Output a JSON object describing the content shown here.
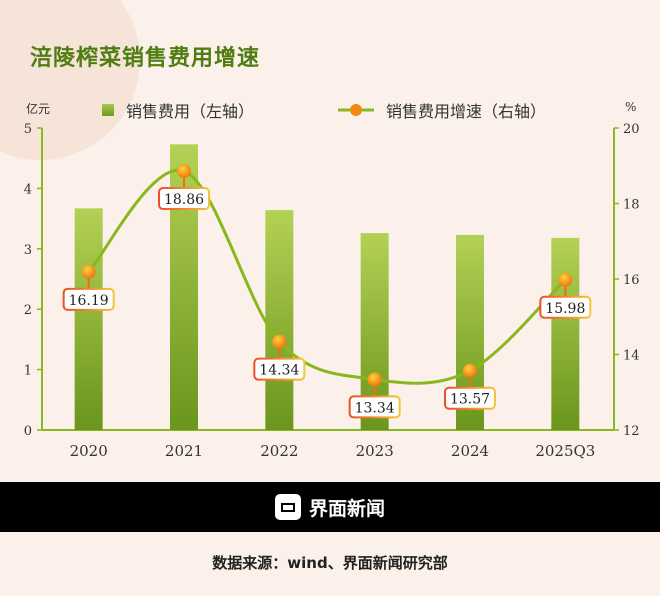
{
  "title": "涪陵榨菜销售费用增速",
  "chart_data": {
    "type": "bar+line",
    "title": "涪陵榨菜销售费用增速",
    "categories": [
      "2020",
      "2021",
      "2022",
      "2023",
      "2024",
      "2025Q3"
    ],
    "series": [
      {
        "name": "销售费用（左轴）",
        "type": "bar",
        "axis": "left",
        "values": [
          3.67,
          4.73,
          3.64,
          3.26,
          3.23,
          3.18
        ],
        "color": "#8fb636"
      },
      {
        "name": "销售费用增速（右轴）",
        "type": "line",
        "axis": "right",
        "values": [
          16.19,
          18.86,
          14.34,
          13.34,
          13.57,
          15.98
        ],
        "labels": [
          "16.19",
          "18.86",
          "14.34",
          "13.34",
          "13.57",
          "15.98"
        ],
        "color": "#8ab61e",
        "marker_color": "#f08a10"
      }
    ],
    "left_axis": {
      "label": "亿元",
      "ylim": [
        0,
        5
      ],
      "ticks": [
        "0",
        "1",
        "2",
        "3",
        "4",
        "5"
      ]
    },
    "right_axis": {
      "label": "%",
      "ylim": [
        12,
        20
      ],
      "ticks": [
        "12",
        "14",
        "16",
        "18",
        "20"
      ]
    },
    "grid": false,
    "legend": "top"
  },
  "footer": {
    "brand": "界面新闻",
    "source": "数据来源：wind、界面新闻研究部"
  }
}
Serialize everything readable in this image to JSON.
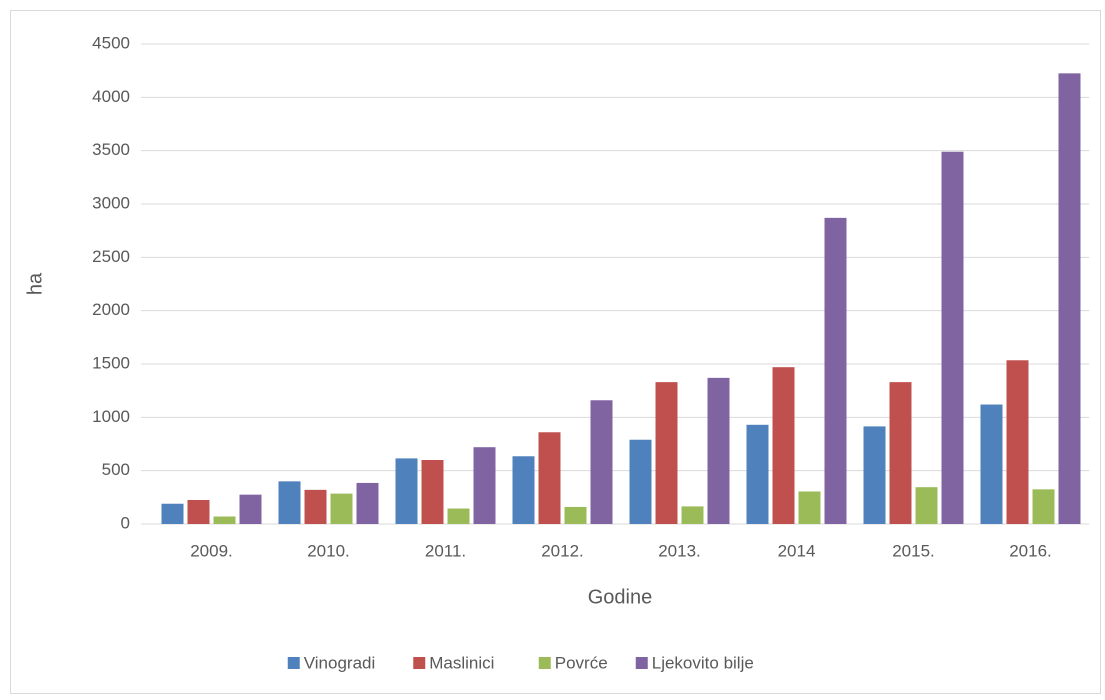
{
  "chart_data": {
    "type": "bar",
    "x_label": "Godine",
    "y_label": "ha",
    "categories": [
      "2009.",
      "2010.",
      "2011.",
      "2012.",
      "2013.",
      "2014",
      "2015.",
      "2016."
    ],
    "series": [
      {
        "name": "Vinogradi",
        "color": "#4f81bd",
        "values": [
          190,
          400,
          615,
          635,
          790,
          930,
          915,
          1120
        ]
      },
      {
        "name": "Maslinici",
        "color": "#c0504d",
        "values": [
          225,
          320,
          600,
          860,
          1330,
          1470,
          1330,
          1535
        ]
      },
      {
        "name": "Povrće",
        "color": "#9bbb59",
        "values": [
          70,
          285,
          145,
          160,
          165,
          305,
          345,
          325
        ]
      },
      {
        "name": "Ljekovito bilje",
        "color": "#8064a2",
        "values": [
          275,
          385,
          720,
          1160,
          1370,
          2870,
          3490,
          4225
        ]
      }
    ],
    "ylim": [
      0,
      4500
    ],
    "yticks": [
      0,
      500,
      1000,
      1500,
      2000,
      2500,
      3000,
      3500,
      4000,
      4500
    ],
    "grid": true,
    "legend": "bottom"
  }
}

§ **Task goal**:
In the entries above, identify every line with the string "name".

§ **Answer below**:
        "name": "销售费用（左轴）",
        "name": "销售费用增速（右轴）",
        "name": "Vinogradi",
        "name": "Maslinici",
        "name": "Povrće",
        "name": "Ljekovito bilje",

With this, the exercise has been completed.